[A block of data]
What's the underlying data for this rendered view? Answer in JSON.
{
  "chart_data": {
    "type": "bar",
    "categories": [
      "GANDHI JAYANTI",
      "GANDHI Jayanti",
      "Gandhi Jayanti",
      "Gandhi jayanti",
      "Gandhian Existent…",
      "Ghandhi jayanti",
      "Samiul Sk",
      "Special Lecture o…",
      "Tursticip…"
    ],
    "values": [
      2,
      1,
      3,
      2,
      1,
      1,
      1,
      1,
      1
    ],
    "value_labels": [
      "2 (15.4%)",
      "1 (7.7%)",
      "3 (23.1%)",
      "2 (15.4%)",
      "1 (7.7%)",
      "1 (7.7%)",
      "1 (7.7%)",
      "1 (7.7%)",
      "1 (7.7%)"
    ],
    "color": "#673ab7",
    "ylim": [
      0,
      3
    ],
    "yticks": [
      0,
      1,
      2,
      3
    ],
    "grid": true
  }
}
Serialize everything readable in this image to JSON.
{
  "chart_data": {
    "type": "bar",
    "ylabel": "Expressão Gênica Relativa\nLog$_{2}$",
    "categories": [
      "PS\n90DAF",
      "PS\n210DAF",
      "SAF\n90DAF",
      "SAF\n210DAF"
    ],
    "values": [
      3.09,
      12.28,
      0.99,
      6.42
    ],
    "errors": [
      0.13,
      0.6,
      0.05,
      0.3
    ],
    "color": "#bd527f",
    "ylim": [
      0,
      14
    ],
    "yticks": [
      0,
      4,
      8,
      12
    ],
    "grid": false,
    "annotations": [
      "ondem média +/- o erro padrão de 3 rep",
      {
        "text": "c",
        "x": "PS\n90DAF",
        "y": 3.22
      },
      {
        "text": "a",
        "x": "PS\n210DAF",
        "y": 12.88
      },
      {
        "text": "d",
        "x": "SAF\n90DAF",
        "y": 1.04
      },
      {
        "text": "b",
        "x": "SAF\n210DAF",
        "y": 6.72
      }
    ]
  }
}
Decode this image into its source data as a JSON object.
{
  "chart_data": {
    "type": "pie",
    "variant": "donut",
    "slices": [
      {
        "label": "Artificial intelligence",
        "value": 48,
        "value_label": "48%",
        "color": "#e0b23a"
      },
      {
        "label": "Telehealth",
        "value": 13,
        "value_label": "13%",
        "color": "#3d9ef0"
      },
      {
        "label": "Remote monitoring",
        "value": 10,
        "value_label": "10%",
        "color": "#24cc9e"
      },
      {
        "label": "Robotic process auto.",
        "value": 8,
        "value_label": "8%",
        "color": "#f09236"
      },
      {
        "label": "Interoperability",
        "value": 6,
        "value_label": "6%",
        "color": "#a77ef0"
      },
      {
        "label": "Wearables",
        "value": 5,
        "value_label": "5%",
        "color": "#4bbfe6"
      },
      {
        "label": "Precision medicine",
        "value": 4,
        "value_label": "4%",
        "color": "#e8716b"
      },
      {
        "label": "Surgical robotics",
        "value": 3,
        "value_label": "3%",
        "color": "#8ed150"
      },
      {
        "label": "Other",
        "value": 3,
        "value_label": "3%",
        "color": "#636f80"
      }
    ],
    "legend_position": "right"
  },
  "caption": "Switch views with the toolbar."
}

*GIVEN PROBLEM*.
Pull out all lines from the entries above that include the word "this".

*TASK ANSWER*.
What's the underlying data for this rendered view? Answer in JSON.
Serialize everything readable in this image to JSON.
Decode this image into its source data as a JSON object.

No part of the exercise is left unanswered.